DIRECTIONS: Make an exact copy of all the entries, but do not reproduce the pictures.
┌──
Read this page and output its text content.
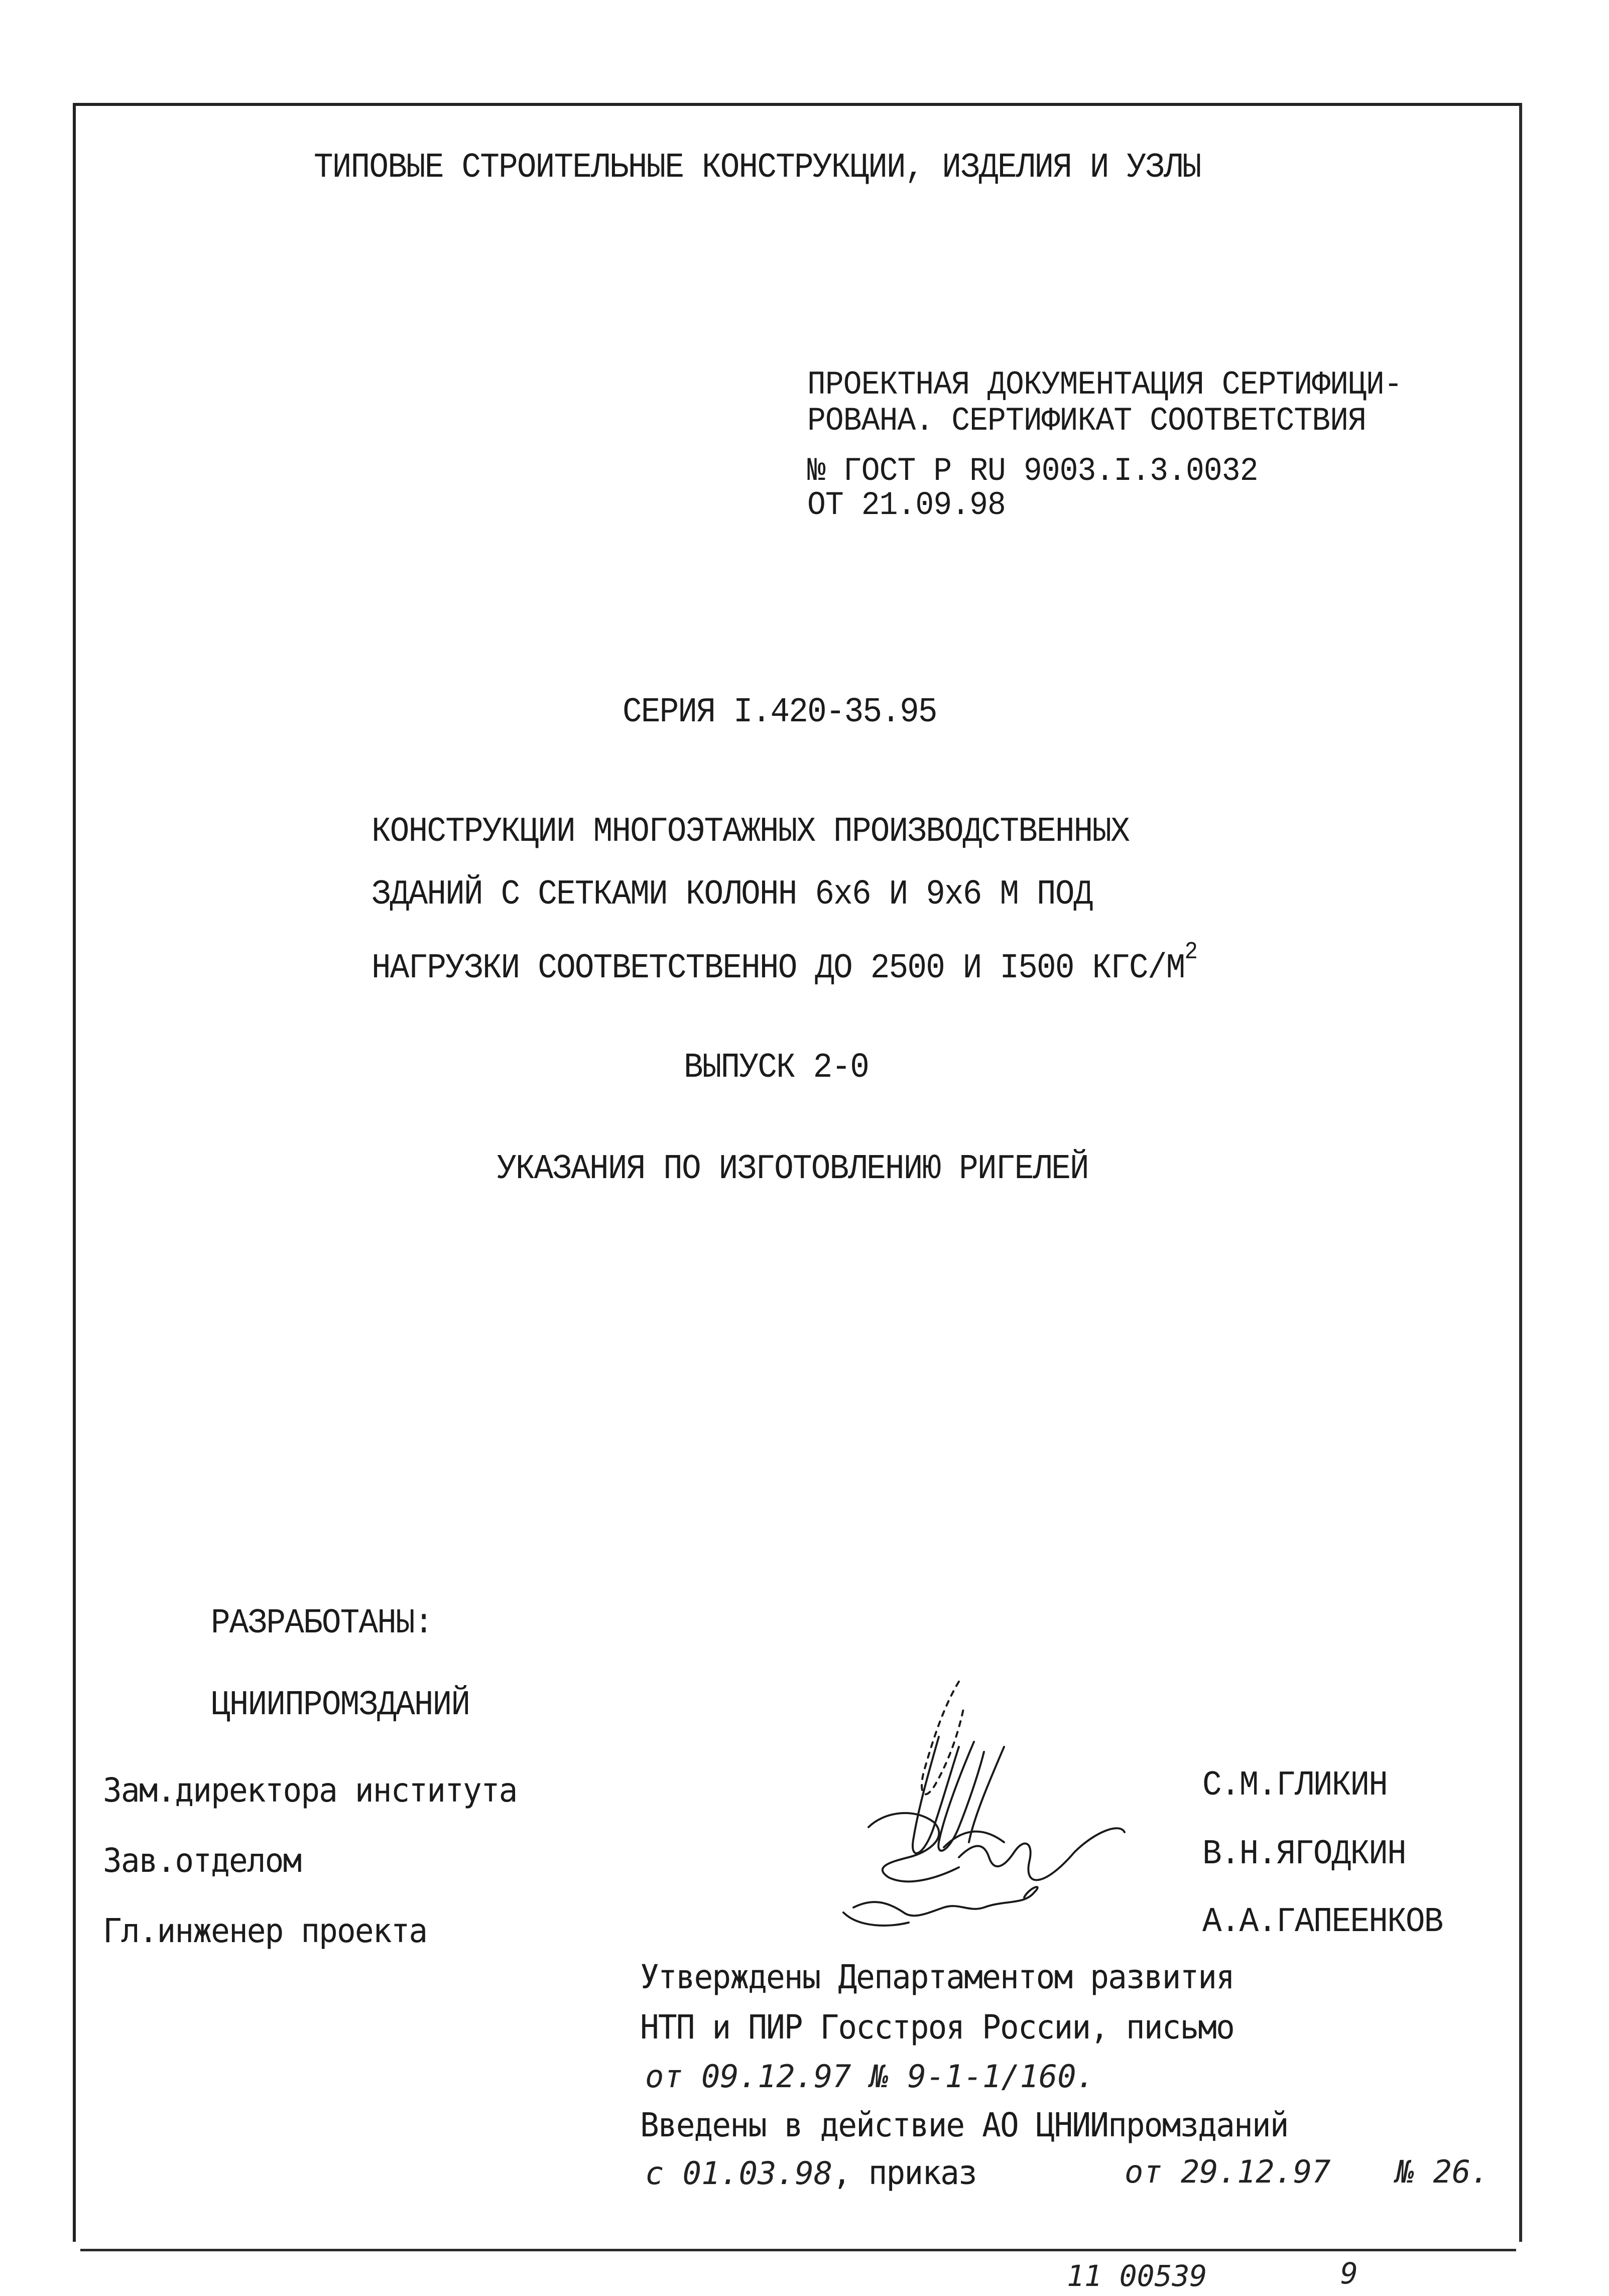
ТИПОВЫЕ СТРОИТЕЛЬНЫЕ КОНСТРУКЦИИ, ИЗДЕЛИЯ И УЗЛЫ
ПРОЕКТНАЯ ДОКУМЕНТАЦИЯ СЕРТИФИЦИ-
РОВАНА. СЕРТИФИКАТ СООТВЕТСТВИЯ
№ ГОСТ Р RU 9003.I.3.0032
ОТ 21.09.98
СЕРИЯ I.420-35.95
КОНСТРУКЦИИ МНОГОЭТАЖНЫХ ПРОИЗВОДСТВЕННЫХ
ЗДАНИЙ С СЕТКАМИ КОЛОНН 6х6 И 9х6 М ПОД
НАГРУЗКИ СООТВЕТСТВЕННО ДО 2500 И I500 КГС/$М^2$
ВЫПУСК 2-0
УКАЗАНИЯ ПО ИЗГОТОВЛЕНИЮ РИГЕЛЕЙ
РАЗРАБОТАНЫ:
ЦНИИПРОМЗДАНИЙ
Зам.директора института
Зав.отделом
Гл.инженер проекта
С.М.ГЛИКИН
В.Н.ЯГОДКИН
А.А.ГАПЕЕНКОВ
Утверждены Департаментом развития
НТП и ПИР Госстроя России, письмо
от 09.12.97 № 9-1-1/160.
Введены в действие АО ЦНИИпромзданий
с 01.03.98, приказ	от 29.12.97 № 26.
11 00539	9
└──
FINAL RESULT:
Read this page and output its text content.
ТИПОВЫЕ СТРОИТЕЛЬНЫЕ КОНСТРУКЦИИ, ИЗДЕЛИЯ И УЗЛЫ
ПРОЕКТНАЯ ДОКУМЕНТАЦИЯ СЕРТИФИЦИ-
РОВАНА. СЕРТИФИКАТ СООТВЕТСТВИЯ
№ ГОСТ Р RU 9003.I.3.0032
ОТ 21.09.98
СЕРИЯ I.420-35.95
КОНСТРУКЦИИ МНОГОЭТАЖНЫХ ПРОИЗВОДСТВЕННЫХ
ЗДАНИЙ С СЕТКАМИ КОЛОНН 6х6 И 9х6 М ПОД
НАГРУЗКИ СООТВЕТСТВЕННО ДО 2500 И I500 КГС/$М^2$
ВЫПУСК 2-0
УКАЗАНИЯ ПО ИЗГОТОВЛЕНИЮ РИГЕЛЕЙ
РАЗРАБОТАНЫ:
ЦНИИПРОМЗДАНИЙ
Зам.директора института
Зав.отделом
Гл.инженер проекта
С.М.ГЛИКИН
В.Н.ЯГОДКИН
А.А.ГАПЕЕНКОВ
Утверждены Департаментом развития
НТП и ПИР Госстроя России, письмо
от 09.12.97 № 9-1-1/160.
Введены в действие АО ЦНИИпромзданий
с 01.03.98, приказ	от 29.12.97 № 26.
11 00539	9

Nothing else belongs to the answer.